— Start —
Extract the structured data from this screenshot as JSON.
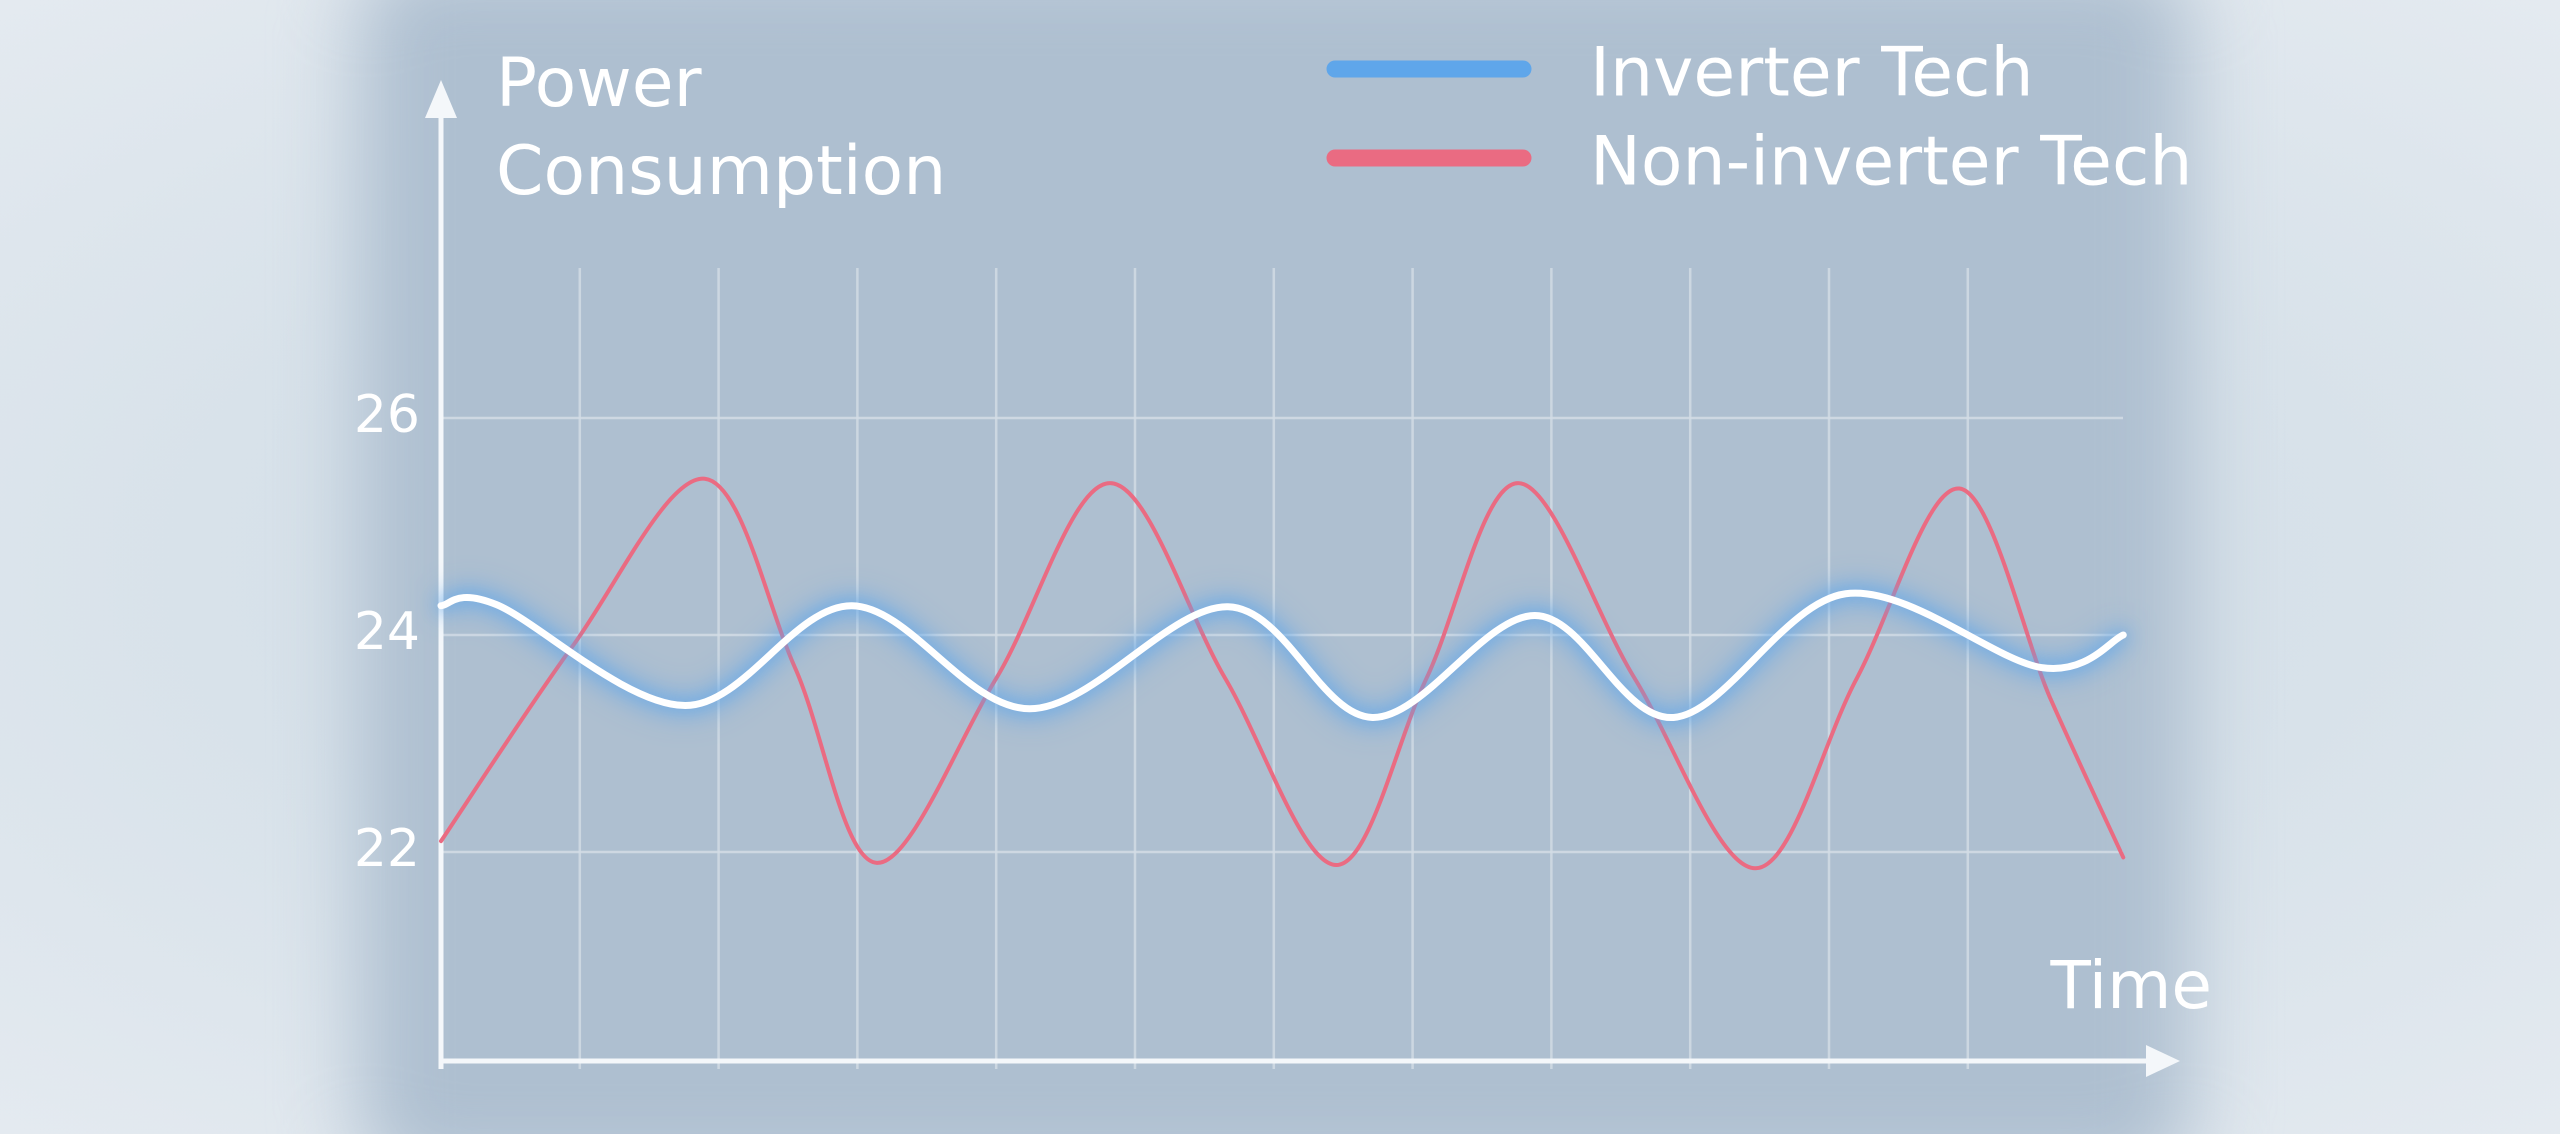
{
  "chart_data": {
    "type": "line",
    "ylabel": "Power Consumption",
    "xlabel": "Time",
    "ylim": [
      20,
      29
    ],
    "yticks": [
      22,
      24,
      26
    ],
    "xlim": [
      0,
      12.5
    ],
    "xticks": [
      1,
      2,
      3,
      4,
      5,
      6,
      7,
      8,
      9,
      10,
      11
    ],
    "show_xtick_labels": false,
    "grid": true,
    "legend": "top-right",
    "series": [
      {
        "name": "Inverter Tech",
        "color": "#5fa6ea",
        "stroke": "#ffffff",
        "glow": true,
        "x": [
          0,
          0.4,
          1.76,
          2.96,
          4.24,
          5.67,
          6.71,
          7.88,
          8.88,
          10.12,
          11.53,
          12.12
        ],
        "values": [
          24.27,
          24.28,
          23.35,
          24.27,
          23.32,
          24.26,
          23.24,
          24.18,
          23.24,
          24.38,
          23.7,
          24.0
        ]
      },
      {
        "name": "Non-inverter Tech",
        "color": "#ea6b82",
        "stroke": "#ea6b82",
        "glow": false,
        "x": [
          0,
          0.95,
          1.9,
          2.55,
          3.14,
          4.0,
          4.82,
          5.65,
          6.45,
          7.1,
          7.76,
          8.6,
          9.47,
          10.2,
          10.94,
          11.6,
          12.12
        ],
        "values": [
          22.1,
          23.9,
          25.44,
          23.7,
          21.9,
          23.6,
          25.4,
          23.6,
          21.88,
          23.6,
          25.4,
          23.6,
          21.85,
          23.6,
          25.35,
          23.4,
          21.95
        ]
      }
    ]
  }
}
— End —
— Start —
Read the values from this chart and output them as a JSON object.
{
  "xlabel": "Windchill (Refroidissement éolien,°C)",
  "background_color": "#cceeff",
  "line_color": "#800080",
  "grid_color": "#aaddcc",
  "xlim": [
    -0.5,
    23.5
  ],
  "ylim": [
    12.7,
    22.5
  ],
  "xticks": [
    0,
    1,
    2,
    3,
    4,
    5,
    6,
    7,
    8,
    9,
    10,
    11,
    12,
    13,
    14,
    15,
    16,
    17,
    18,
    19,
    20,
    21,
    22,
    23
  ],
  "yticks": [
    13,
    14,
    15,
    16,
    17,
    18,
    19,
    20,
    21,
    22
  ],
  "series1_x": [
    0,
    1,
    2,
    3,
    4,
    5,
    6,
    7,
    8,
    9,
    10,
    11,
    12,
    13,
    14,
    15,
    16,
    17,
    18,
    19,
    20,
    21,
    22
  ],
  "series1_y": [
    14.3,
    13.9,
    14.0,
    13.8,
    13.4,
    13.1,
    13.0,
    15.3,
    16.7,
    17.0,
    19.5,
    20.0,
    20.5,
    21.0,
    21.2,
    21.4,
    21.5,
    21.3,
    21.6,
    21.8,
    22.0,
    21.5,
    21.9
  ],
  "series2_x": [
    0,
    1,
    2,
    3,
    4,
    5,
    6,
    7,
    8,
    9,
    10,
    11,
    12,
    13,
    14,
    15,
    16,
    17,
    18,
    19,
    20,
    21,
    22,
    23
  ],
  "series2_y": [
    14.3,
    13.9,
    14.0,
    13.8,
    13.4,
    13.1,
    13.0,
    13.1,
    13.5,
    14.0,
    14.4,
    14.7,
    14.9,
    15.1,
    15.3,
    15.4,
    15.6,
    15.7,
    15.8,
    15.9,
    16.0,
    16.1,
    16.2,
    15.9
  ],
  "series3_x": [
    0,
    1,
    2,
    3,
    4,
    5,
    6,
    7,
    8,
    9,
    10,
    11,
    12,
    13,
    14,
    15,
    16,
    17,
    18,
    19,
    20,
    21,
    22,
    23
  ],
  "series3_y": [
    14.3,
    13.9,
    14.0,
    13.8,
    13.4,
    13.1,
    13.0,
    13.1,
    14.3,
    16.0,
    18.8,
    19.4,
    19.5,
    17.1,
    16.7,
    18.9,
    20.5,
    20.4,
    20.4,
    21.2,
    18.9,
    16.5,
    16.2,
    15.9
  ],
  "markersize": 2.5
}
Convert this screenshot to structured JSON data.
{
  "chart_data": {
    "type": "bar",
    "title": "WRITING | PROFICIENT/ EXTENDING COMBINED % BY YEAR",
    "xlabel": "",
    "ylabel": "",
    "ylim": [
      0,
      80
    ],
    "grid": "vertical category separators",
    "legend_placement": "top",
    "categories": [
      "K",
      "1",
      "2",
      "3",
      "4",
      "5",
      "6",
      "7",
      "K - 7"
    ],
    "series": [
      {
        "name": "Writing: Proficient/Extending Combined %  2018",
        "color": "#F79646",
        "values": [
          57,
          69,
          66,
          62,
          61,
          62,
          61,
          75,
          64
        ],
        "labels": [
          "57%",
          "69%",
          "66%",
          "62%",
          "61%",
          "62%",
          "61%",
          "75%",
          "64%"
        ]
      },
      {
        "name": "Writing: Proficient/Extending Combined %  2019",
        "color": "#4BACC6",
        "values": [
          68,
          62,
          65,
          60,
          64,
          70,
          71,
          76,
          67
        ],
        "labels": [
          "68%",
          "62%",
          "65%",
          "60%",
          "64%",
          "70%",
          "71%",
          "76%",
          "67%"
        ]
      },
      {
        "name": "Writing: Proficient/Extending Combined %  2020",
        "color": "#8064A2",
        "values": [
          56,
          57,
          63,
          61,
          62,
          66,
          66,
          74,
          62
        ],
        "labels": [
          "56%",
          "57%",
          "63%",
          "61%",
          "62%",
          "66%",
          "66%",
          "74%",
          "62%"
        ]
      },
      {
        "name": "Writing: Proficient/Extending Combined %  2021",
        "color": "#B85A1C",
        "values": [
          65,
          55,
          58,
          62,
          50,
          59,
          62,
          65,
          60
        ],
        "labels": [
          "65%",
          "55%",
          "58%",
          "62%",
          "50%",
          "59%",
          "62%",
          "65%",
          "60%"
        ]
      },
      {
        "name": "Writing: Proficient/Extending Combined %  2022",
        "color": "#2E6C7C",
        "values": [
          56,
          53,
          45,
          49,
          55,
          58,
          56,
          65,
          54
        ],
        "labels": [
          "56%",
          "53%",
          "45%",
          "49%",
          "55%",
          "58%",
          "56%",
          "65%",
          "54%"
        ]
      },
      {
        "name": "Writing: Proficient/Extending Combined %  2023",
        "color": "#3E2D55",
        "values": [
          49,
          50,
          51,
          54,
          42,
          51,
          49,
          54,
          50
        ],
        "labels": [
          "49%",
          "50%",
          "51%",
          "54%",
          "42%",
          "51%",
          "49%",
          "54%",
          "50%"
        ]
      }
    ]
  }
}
— End —
— Start —
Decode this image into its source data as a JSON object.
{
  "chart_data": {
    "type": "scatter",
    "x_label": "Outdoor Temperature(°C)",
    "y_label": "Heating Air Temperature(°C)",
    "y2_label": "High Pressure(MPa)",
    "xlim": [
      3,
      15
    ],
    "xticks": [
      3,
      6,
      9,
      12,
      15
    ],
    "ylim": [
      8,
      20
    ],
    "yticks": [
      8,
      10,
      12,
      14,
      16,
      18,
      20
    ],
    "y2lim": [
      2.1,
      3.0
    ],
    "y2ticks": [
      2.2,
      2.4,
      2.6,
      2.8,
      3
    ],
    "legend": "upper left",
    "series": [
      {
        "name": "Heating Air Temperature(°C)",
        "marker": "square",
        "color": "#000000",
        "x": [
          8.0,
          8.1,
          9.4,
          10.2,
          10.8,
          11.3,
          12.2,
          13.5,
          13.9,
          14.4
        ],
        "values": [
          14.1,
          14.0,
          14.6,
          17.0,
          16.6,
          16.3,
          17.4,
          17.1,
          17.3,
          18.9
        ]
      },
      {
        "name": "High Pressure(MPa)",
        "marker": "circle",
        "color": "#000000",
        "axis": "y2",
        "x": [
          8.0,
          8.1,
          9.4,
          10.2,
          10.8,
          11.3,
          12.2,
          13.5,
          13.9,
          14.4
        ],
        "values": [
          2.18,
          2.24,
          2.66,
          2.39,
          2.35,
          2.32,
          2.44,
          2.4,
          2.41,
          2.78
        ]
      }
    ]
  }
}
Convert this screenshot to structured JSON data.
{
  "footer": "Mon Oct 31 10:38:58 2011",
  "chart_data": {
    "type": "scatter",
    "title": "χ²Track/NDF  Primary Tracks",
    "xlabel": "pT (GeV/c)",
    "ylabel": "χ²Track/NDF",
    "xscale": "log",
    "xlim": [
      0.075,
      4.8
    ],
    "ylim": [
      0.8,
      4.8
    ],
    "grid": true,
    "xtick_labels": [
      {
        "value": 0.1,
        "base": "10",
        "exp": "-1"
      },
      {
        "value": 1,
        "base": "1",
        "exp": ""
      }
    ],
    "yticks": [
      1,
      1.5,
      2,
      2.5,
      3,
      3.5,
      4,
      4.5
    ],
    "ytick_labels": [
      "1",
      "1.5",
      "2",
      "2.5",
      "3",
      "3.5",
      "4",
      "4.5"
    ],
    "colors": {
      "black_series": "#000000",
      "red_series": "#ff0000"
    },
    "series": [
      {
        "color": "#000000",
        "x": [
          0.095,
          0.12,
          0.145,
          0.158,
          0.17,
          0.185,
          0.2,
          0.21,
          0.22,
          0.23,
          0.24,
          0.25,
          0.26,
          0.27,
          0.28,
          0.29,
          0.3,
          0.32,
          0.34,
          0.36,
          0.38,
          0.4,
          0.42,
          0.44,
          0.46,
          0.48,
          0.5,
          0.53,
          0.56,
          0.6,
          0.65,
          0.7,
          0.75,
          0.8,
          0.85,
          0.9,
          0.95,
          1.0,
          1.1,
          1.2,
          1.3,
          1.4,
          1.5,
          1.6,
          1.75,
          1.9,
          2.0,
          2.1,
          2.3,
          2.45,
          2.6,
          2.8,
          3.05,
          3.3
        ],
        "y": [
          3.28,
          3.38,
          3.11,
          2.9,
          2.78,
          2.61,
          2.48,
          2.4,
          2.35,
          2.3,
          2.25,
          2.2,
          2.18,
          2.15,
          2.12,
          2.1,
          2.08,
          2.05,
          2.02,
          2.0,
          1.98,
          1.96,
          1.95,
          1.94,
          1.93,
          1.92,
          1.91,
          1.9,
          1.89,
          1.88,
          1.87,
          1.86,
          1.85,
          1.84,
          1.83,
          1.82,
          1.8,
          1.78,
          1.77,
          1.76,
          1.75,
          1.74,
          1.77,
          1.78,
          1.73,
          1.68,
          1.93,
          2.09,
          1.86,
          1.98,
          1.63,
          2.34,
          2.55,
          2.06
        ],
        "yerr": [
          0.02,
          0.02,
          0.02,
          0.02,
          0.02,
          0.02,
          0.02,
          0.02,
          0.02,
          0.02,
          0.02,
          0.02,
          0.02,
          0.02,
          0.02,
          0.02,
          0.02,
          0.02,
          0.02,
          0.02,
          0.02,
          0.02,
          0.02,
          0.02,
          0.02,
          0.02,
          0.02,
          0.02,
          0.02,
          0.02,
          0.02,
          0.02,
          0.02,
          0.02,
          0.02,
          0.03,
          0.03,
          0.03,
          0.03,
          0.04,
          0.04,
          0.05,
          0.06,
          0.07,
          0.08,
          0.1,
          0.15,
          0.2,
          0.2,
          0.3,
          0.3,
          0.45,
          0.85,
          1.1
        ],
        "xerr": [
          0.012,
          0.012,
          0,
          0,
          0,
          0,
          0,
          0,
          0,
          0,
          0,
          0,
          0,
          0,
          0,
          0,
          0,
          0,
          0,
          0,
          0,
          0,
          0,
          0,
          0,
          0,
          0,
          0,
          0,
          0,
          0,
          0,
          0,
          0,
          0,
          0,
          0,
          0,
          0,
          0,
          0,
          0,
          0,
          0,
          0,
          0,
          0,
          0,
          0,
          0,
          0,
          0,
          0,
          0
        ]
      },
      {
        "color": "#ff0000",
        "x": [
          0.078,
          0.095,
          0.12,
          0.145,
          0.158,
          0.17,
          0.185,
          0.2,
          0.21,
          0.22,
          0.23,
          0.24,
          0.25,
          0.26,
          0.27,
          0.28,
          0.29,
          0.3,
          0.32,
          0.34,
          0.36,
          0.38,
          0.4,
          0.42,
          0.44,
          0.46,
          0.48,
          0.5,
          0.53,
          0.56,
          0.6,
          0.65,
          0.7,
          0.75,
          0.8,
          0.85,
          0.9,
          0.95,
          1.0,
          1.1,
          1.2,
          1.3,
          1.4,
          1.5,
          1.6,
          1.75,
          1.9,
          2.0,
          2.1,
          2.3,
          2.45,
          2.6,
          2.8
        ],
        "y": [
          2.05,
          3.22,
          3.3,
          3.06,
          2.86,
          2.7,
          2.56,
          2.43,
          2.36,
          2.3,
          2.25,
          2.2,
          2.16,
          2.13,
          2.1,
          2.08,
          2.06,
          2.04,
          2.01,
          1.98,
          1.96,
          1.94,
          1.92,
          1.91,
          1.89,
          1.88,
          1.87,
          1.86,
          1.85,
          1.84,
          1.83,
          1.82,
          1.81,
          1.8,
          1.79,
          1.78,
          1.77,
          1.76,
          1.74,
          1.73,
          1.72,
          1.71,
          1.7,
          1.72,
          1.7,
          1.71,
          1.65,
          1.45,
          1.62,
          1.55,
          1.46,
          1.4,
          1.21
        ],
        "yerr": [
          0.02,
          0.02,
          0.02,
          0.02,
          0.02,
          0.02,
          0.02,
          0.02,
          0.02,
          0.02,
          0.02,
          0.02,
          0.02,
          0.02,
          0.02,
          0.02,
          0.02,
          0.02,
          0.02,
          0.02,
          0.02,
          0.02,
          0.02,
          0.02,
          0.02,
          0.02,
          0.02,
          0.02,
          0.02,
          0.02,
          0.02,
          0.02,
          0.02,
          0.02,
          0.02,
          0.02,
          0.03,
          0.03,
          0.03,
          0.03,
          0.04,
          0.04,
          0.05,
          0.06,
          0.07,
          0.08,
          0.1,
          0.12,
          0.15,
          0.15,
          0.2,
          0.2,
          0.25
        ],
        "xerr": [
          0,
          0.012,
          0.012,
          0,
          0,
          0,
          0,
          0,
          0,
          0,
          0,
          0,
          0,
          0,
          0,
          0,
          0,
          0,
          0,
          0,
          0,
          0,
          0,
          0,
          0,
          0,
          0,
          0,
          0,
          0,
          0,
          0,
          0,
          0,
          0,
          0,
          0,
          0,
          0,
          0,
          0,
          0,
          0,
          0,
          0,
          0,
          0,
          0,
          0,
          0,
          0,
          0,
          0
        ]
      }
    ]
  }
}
— End —
Check every line of the data above for the string "this", and copy those that have it.

EXERCISE ANSWER.
Extract the structured data from this screenshot as JSON.
Read the values from this chart and output them as a JSON object.
Convert this screenshot to structured JSON data.
Decode this image into its source data as a JSON object.
Convert this screenshot to structured JSON data.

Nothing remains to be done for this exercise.